▸ Task inputs
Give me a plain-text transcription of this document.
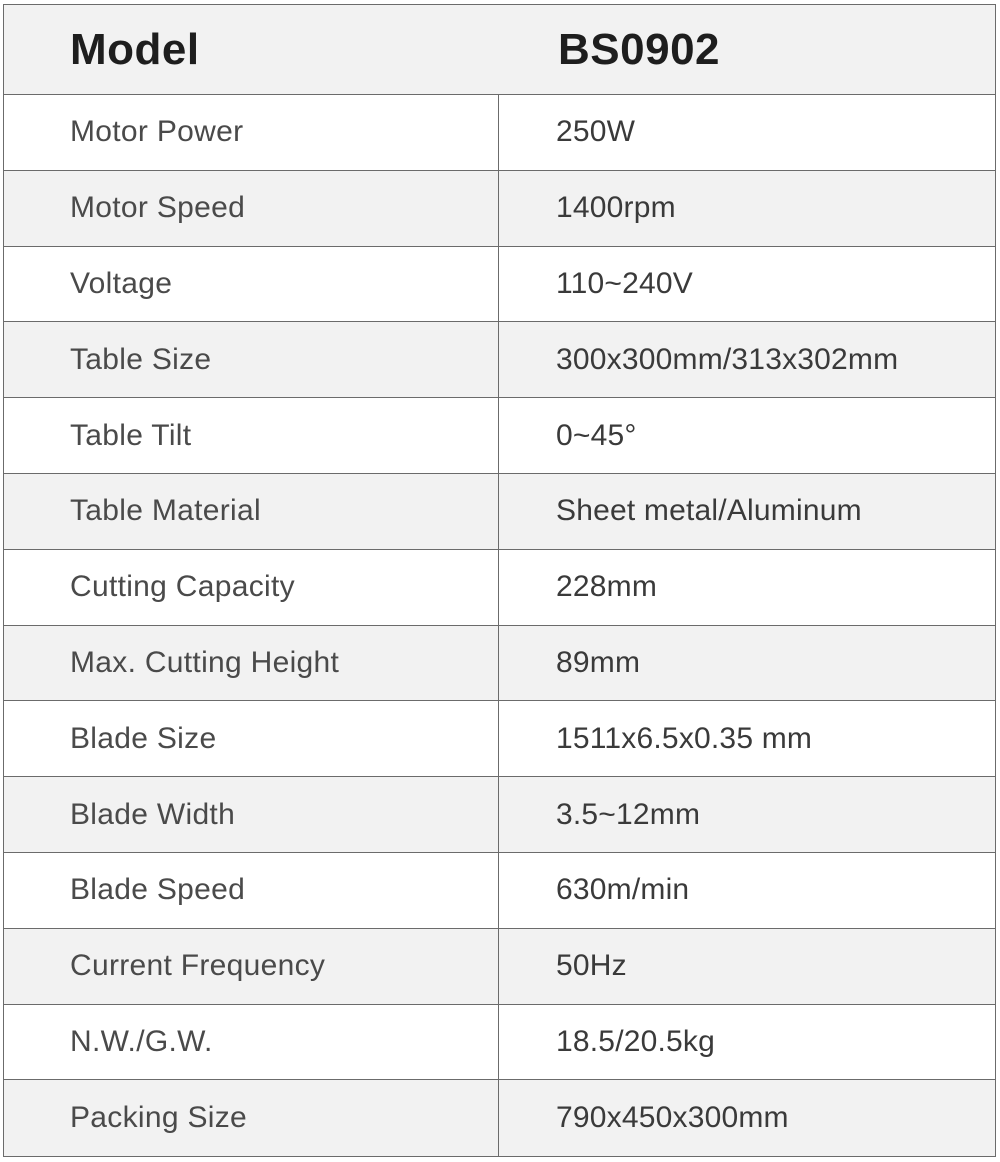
Model	BS0902
Motor Power	250W
Motor Speed	1400rpm
Voltage	110~240V
Table Size	300x300mm/313x302mm
Table Tilt	0~45°
Table Material	Sheet metal/Aluminum
Cutting Capacity	228mm
Max. Cutting Height	89mm
Blade Size	1511x6.5x0.35 mm
Blade Width	3.5~12mm
Blade Speed	630m/min
Current Frequency	50Hz
N.W./G.W.	18.5/20.5kg
Packing Size	790x450x300mm
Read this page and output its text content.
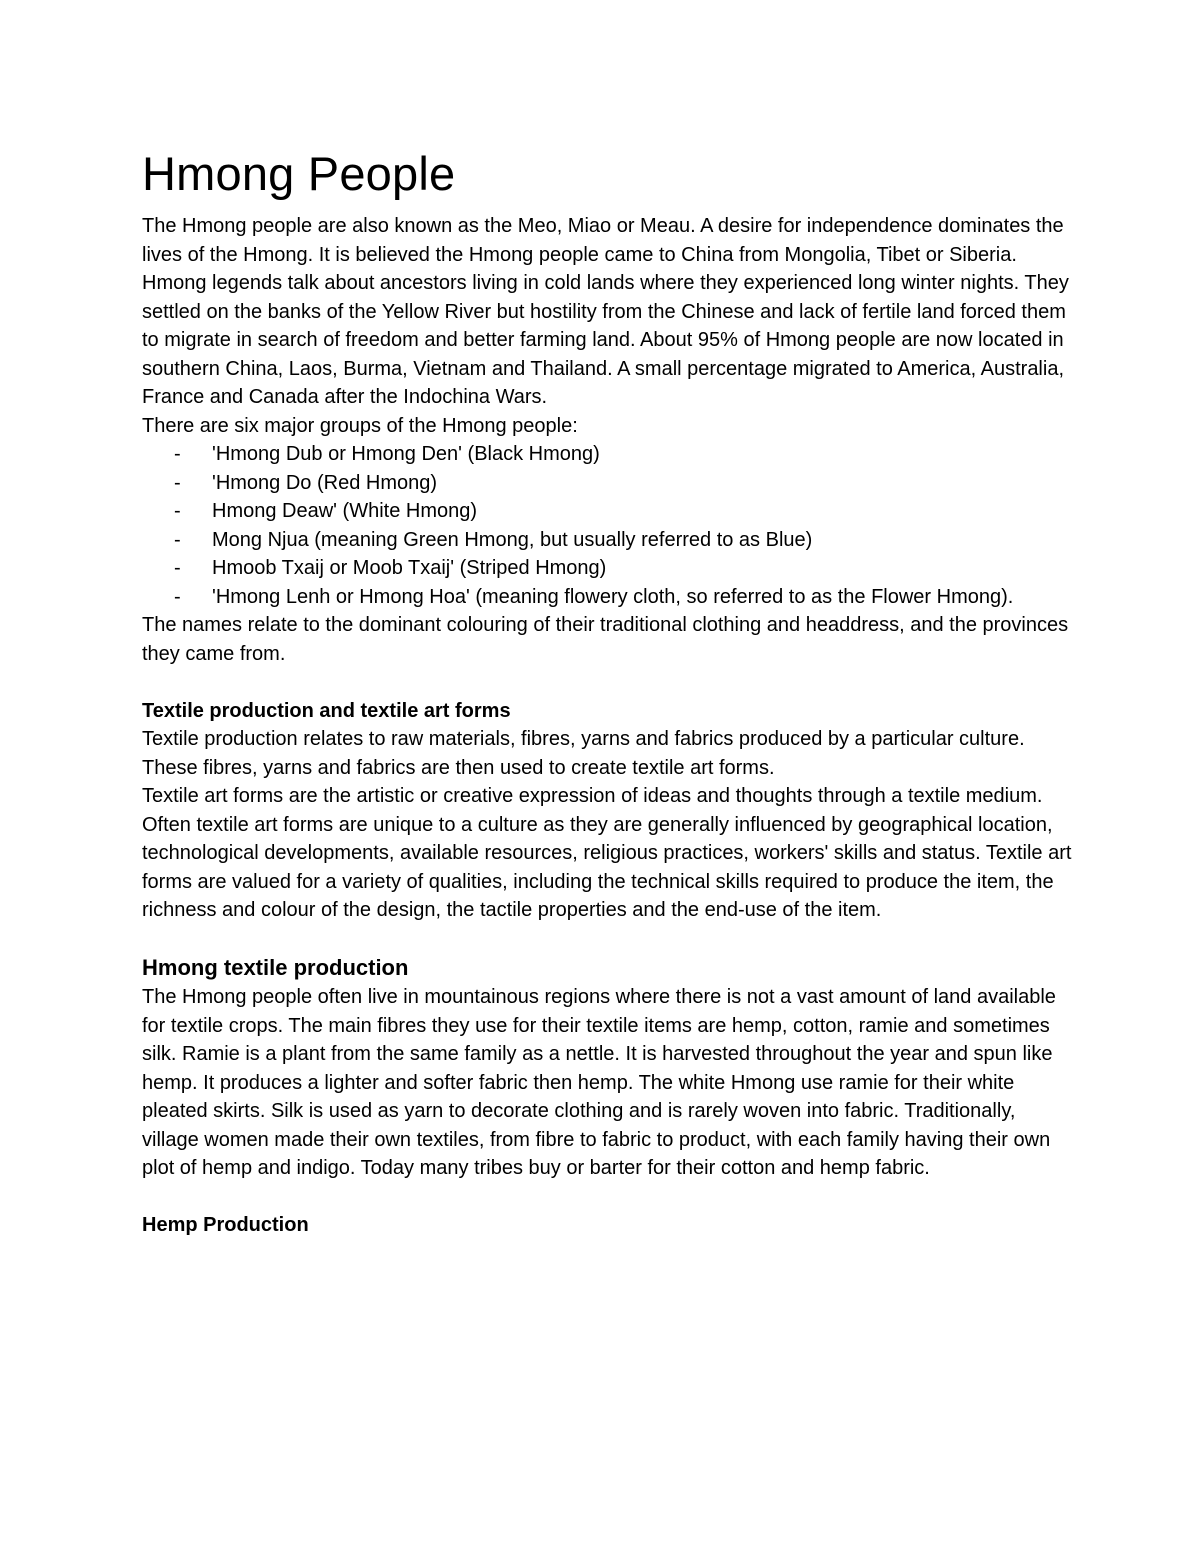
Hmong People

The Hmong people are also known as the Meo, Miao or Meau. A desire for independence dominates the lives of the Hmong. It is believed the Hmong people came to China from Mongolia, Tibet or Siberia. Hmong legends talk about ancestors living in cold lands where they experienced long winter nights. They settled on the banks of the Yellow River but hostility from the Chinese and lack of fertile land forced them to migrate in search of freedom and better farming land. About 95% of Hmong people are now located in southern China, Laos, Burma, Vietnam and Thailand. A small percentage migrated to America, Australia, France and Canada after the Indochina Wars.

There are six major groups of the Hmong people:

- 'Hmong Dub or Hmong Den' (Black Hmong)
- 'Hmong Do (Red Hmong)
- Hmong Deaw' (White Hmong)
- Mong Njua (meaning Green Hmong, but usually referred to as Blue)
- Hmoob Txaij or Moob Txaij' (Striped Hmong)
- 'Hmong Lenh or Hmong Hoa' (meaning flowery cloth, so referred to as the Flower Hmong).

The names relate to the dominant colouring of their traditional clothing and headdress, and the provinces they came from.

Textile production and textile art forms

Textile production relates to raw materials, fibres, yarns and fabrics produced by a particular culture. These fibres, yarns and fabrics are then used to create textile art forms.

Textile art forms are the artistic or creative expression of ideas and thoughts through a textile medium. Often textile art forms are unique to a culture as they are generally influenced by geographical location, technological developments, available resources, religious practices, workers' skills and status. Textile art forms are valued for a variety of qualities, including the technical skills required to produce the item, the richness and colour of the design, the tactile properties and the end-use of the item.

Hmong textile production

The Hmong people often live in mountainous regions where there is not a vast amount of land available for textile crops. The main fibres they use for their textile items are hemp, cotton, ramie and sometimes silk. Ramie is a plant from the same family as a nettle. It is harvested throughout the year and spun like hemp. It produces a lighter and softer fabric then hemp. The white Hmong use ramie for their white pleated skirts. Silk is used as yarn to decorate clothing and is rarely woven into fabric. Traditionally, village women made their own textiles, from fibre to fabric to product, with each family having their own plot of hemp and indigo. Today many tribes buy or barter for their cotton and hemp fabric.

Hemp Production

▸ Goal
The records above are to be quoted exactly, with all pictures left out.

▸ Result of this exercise
Give me a plain-text transcription of this document.
Model	BS0902
Motor Power	250W
Motor Speed	1400rpm
Voltage	110~240V
Table Size	300x300mm/313x302mm
Table Tilt	0~45°
Table Material	Sheet metal/Aluminum
Cutting Capacity	228mm
Max. Cutting Height	89mm
Blade Size	1511x6.5x0.35 mm
Blade Width	3.5~12mm
Blade Speed	630m/min
Current Frequency	50Hz
N.W./G.W.	18.5/20.5kg
Packing Size	790x450x300mm
Read this page and output its text content.
Hmong People

The Hmong people are also known as the Meo, Miao or Meau. A desire for independence dominates the lives of the Hmong. It is believed the Hmong people came to China from Mongolia, Tibet or Siberia. Hmong legends talk about ancestors living in cold lands where they experienced long winter nights. They settled on the banks of the Yellow River but hostility from the Chinese and lack of fertile land forced them to migrate in search of freedom and better farming land. About 95% of Hmong people are now located in southern China, Laos, Burma, Vietnam and Thailand. A small percentage migrated to America, Australia, France and Canada after the Indochina Wars.

There are six major groups of the Hmong people:

- 'Hmong Dub or Hmong Den' (Black Hmong)
- 'Hmong Do (Red Hmong)
- Hmong Deaw' (White Hmong)
- Mong Njua (meaning Green Hmong, but usually referred to as Blue)
- Hmoob Txaij or Moob Txaij' (Striped Hmong)
- 'Hmong Lenh or Hmong Hoa' (meaning flowery cloth, so referred to as the Flower Hmong).

The names relate to the dominant colouring of their traditional clothing and headdress, and the provinces they came from.

Textile production and textile art forms

Textile production relates to raw materials, fibres, yarns and fabrics produced by a particular culture. These fibres, yarns and fabrics are then used to create textile art forms.

Textile art forms are the artistic or creative expression of ideas and thoughts through a textile medium. Often textile art forms are unique to a culture as they are generally influenced by geographical location, technological developments, available resources, religious practices, workers' skills and status. Textile art forms are valued for a variety of qualities, including the technical skills required to produce the item, the richness and colour of the design, the tactile properties and the end-use of the item.

Hmong textile production

The Hmong people often live in mountainous regions where there is not a vast amount of land available for textile crops. The main fibres they use for their textile items are hemp, cotton, ramie and sometimes silk. Ramie is a plant from the same family as a nettle. It is harvested throughout the year and spun like hemp. It produces a lighter and softer fabric then hemp. The white Hmong use ramie for their white pleated skirts. Silk is used as yarn to decorate clothing and is rarely woven into fabric. Traditionally, village women made their own textiles, from fibre to fabric to product, with each family having their own plot of hemp and indigo. Today many tribes buy or barter for their cotton and hemp fabric.

Hemp Production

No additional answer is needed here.